▶ [Task statement] Repeat the entries that follow verbatim, without any of their pictures.

>> Begin Data extract

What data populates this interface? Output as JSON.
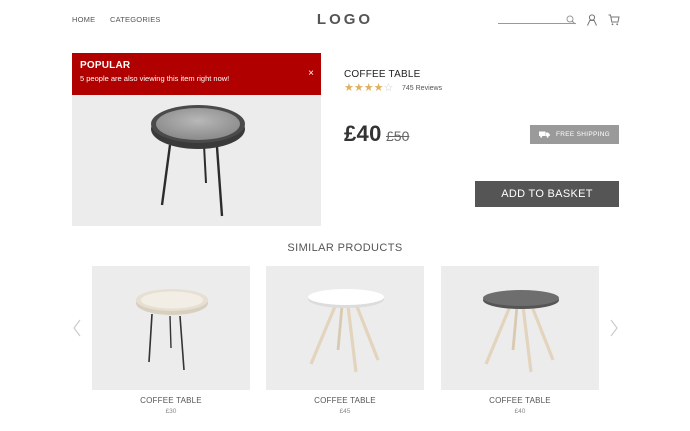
{
  "header": {
    "nav": [
      "HOME",
      "CATEGORIES"
    ],
    "logo": "LOGO",
    "search": {
      "placeholder": ""
    }
  },
  "banner": {
    "title": "POPULAR",
    "text": "5 people are also viewing this item right now!",
    "close": "×"
  },
  "product": {
    "title": "COFFEE TABLE",
    "rating": 4,
    "rating_max": 5,
    "reviews": "745 Reviews",
    "price": "£40",
    "old_price": "£50",
    "shipping": "FREE SHIPPING",
    "cta": "ADD TO BASKET"
  },
  "similar": {
    "title": "SIMILAR PRODUCTS",
    "items": [
      {
        "name": "COFFEE TABLE",
        "price": "£30"
      },
      {
        "name": "COFFEE TABLE",
        "price": "£45"
      },
      {
        "name": "COFFEE TABLE",
        "price": "£40"
      }
    ]
  },
  "colors": {
    "banner_red": "#b00000",
    "button_dark": "#555555",
    "shipping_gray": "#9a9a9a",
    "star_gold": "#e0b15c"
  }
}
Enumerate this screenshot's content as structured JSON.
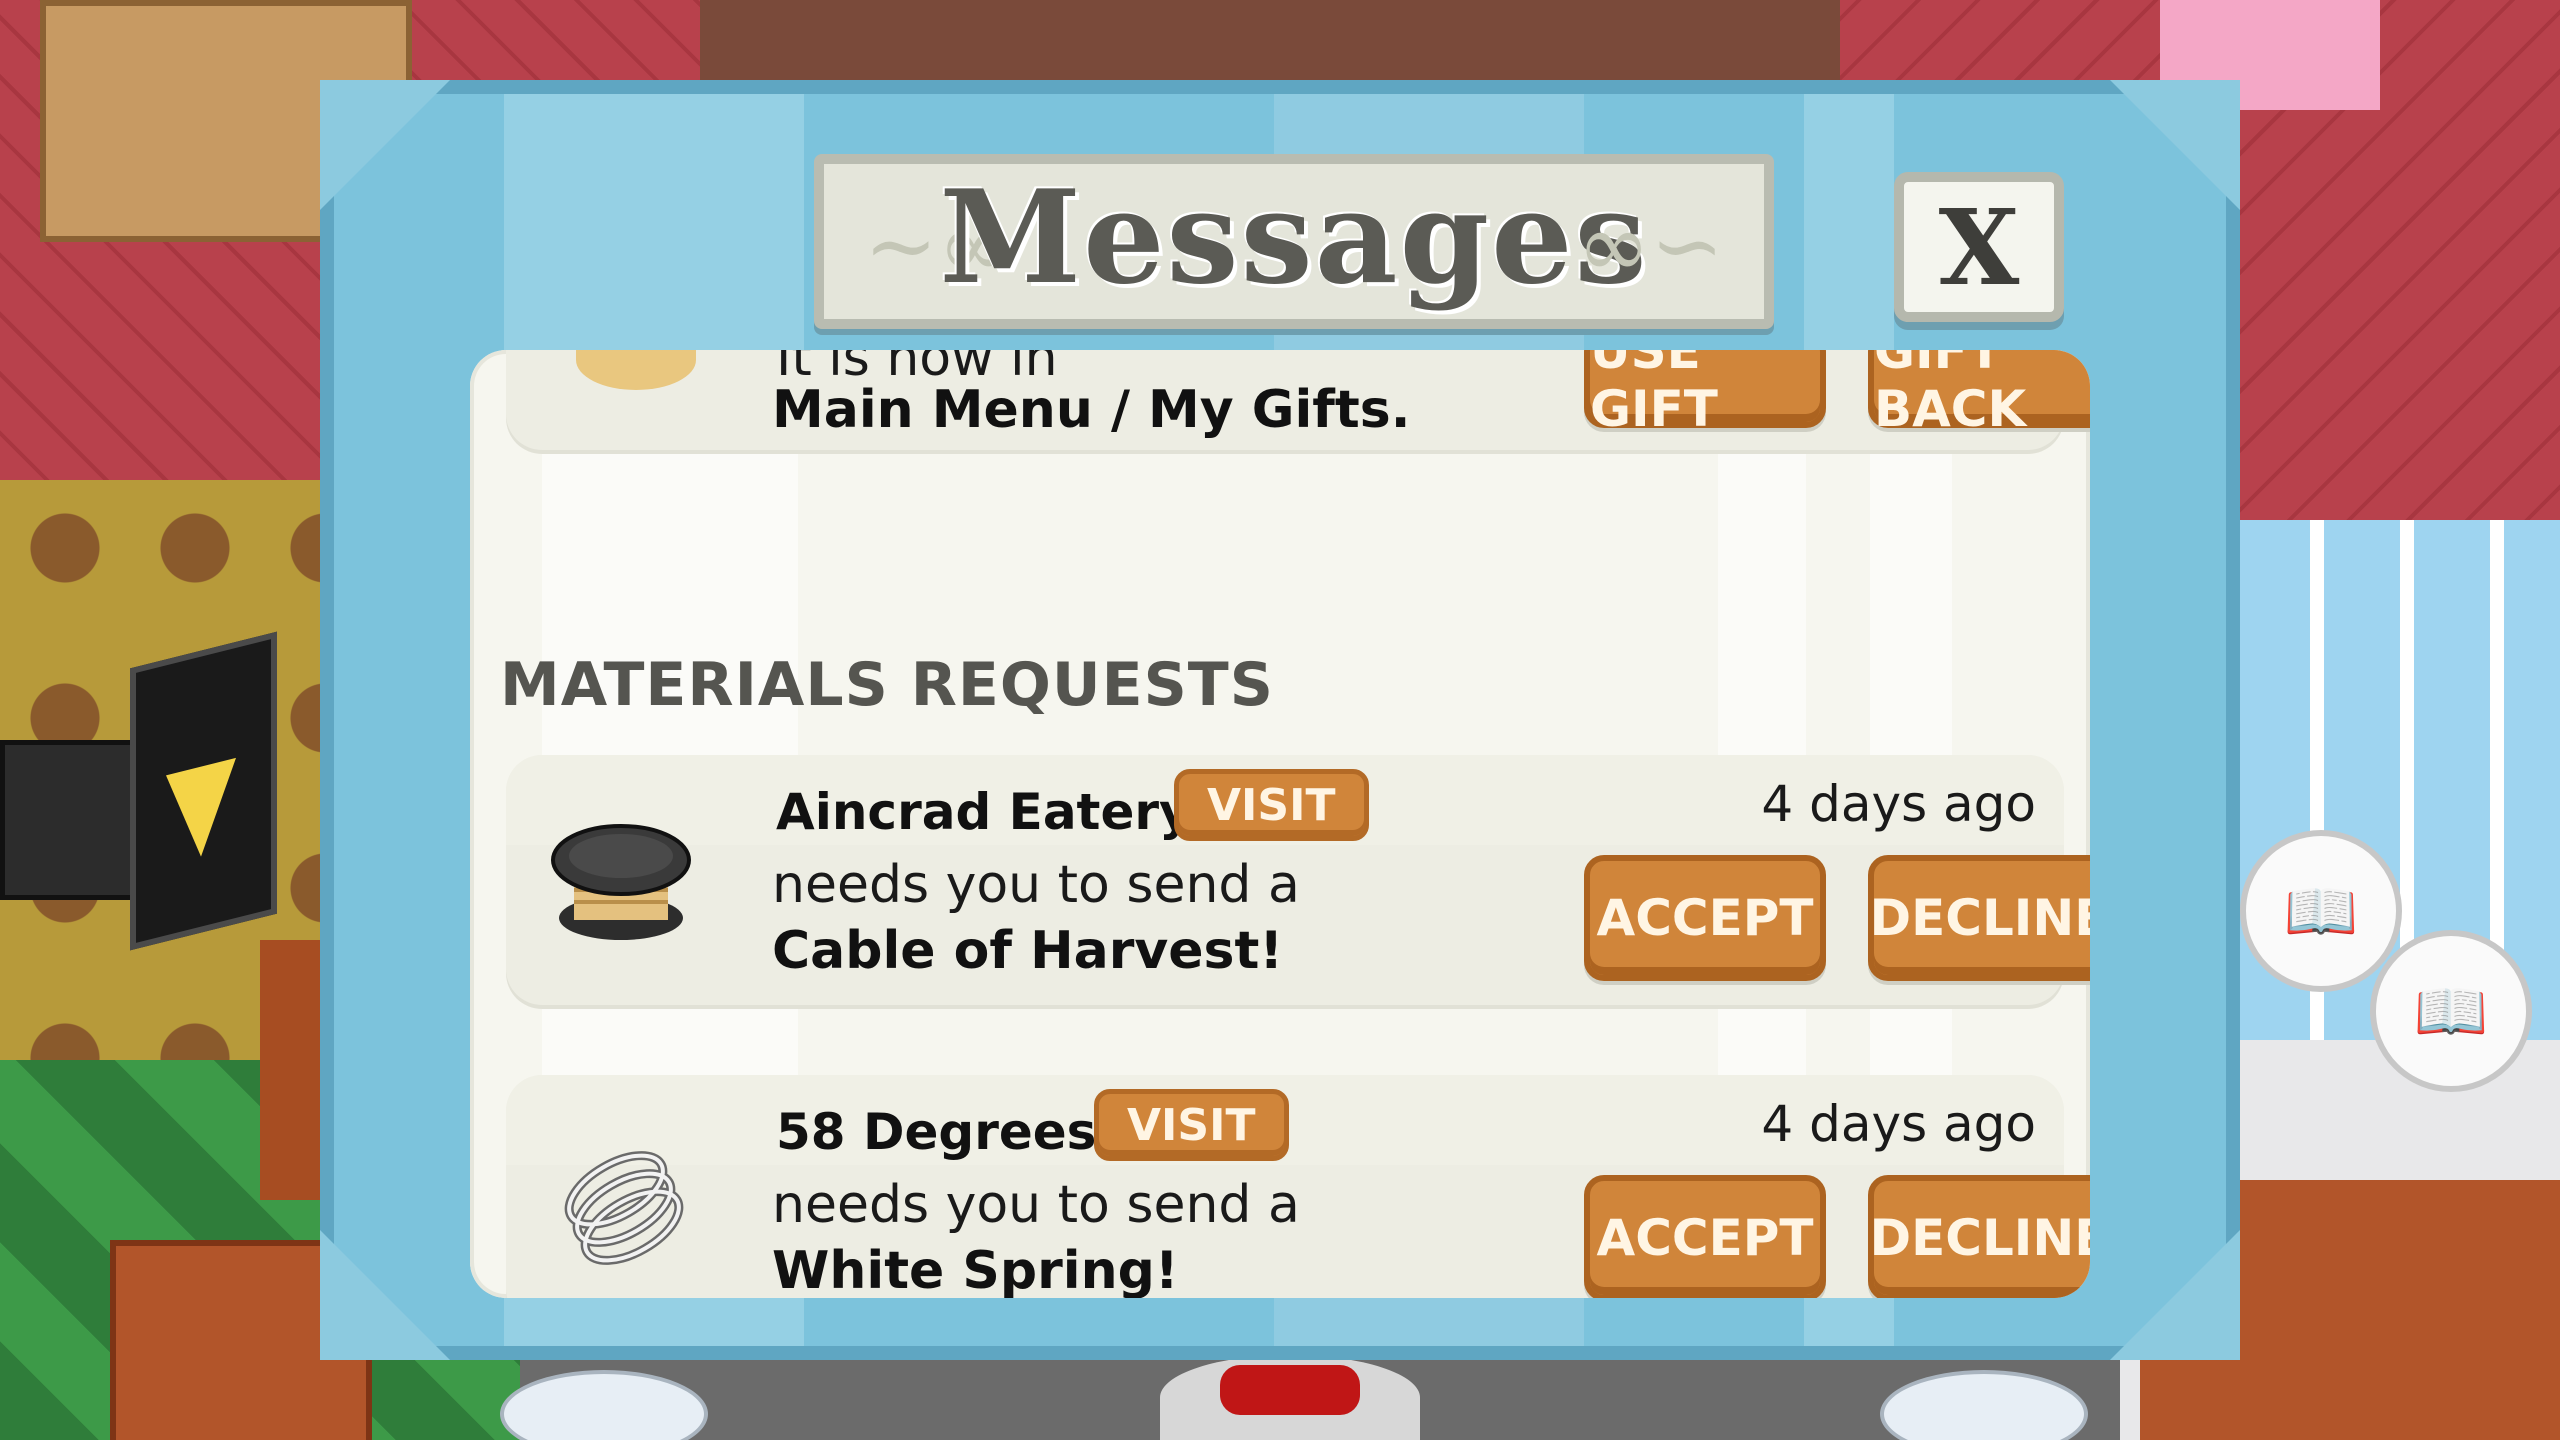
{
  "dialog": {
    "title": "Messages",
    "close_label": "X"
  },
  "gift": {
    "partial_text": "It is now in",
    "location_text": "Main Menu / My Gifts.",
    "use_gift_label": "USE GIFT",
    "gift_back_label": "GIFT BACK"
  },
  "materials": {
    "section_title": "MATERIALS REQUESTS",
    "requests": [
      {
        "sender": "Aincrad Eatery",
        "visit_label": "VISIT",
        "time_ago": "4 days ago",
        "line1": "needs you to send a",
        "item": "Cable of Harvest!",
        "icon": "cable-spool-icon",
        "accept_label": "ACCEPT",
        "decline_label": "DECLINE"
      },
      {
        "sender": "58 Degrees",
        "visit_label": "VISIT",
        "time_ago": "4 days ago",
        "line1": "needs you to send a",
        "item": "White Spring!",
        "icon": "spring-coil-icon",
        "accept_label": "ACCEPT",
        "decline_label": "DECLINE"
      }
    ]
  },
  "colors": {
    "dialog_frame": "#7cc3dc",
    "button_orange": "#d0853a",
    "panel_bg": "#f6f6ef"
  }
}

>> End Data extract

▶ [Output for this exercise]
What data populates this interface? Output as JSON.
{
  "header": {
    "nav": [
      "HOME",
      "CATEGORIES"
    ],
    "logo": "LOGO",
    "search": {
      "placeholder": ""
    }
  },
  "banner": {
    "title": "POPULAR",
    "text": "5 people are also viewing this item right now!",
    "close": "×"
  },
  "product": {
    "title": "COFFEE TABLE",
    "rating": 4,
    "rating_max": 5,
    "reviews": "745 Reviews",
    "price": "£40",
    "old_price": "£50",
    "shipping": "FREE SHIPPING",
    "cta": "ADD TO BASKET"
  },
  "similar": {
    "title": "SIMILAR PRODUCTS",
    "items": [
      {
        "name": "COFFEE TABLE",
        "price": "£30"
      },
      {
        "name": "COFFEE TABLE",
        "price": "£45"
      },
      {
        "name": "COFFEE TABLE",
        "price": "£40"
      }
    ]
  },
  "colors": {
    "banner_red": "#b00000",
    "button_dark": "#555555",
    "shipping_gray": "#9a9a9a",
    "star_gold": "#e0b15c"
  }
}
Enumerate this screenshot's content as structured JSON.
{
  "dialog": {
    "title": "Messages",
    "close_label": "X"
  },
  "gift": {
    "partial_text": "It is now in",
    "location_text": "Main Menu / My Gifts.",
    "use_gift_label": "USE GIFT",
    "gift_back_label": "GIFT BACK"
  },
  "materials": {
    "section_title": "MATERIALS REQUESTS",
    "requests": [
      {
        "sender": "Aincrad Eatery",
        "visit_label": "VISIT",
        "time_ago": "4 days ago",
        "line1": "needs you to send a",
        "item": "Cable of Harvest!",
        "icon": "cable-spool-icon",
        "accept_label": "ACCEPT",
        "decline_label": "DECLINE"
      },
      {
        "sender": "58 Degrees",
        "visit_label": "VISIT",
        "time_ago": "4 days ago",
        "line1": "needs you to send a",
        "item": "White Spring!",
        "icon": "spring-coil-icon",
        "accept_label": "ACCEPT",
        "decline_label": "DECLINE"
      }
    ]
  },
  "colors": {
    "dialog_frame": "#7cc3dc",
    "button_orange": "#d0853a",
    "panel_bg": "#f6f6ef"
  }
}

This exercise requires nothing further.